## Problem to solve
Scan the data below. Pull out each line where "color" occurs.

## Input material
· · ·

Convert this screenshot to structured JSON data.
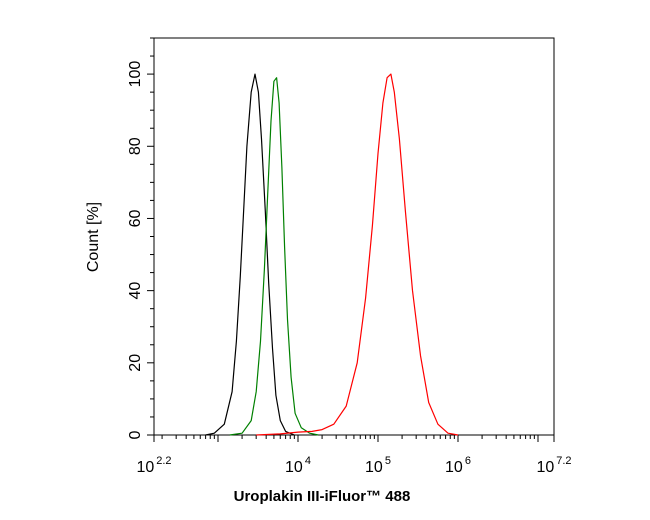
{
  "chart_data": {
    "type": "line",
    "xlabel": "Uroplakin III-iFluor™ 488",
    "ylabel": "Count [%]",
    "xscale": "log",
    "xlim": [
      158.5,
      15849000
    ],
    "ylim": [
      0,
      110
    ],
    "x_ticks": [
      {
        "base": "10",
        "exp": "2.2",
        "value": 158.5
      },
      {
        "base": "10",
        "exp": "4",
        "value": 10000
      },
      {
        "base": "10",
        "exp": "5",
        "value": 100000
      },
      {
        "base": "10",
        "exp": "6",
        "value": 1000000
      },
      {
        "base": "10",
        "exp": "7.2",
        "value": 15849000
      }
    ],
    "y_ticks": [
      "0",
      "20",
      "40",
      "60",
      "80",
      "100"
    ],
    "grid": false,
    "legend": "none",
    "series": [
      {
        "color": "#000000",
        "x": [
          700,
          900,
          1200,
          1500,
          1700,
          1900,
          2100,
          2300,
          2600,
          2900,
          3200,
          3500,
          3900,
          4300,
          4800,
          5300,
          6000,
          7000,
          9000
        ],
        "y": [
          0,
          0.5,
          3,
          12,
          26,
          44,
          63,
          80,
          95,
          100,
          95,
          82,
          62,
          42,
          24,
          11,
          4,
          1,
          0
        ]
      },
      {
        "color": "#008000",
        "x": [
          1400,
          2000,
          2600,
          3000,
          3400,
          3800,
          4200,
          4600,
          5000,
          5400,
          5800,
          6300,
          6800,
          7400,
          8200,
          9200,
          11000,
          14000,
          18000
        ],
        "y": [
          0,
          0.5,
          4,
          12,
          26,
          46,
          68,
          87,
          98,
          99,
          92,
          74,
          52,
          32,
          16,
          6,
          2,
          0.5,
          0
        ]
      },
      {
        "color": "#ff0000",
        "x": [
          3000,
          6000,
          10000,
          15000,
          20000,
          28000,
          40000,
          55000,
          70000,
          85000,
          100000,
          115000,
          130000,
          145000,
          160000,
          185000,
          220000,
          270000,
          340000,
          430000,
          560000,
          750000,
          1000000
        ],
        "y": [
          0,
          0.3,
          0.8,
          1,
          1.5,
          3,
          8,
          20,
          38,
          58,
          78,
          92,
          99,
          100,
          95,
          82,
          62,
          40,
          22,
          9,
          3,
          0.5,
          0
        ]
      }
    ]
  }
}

· · ·

## Final answer
        "color": "#000000",
        "color": "#008000",
        "color": "#ff0000",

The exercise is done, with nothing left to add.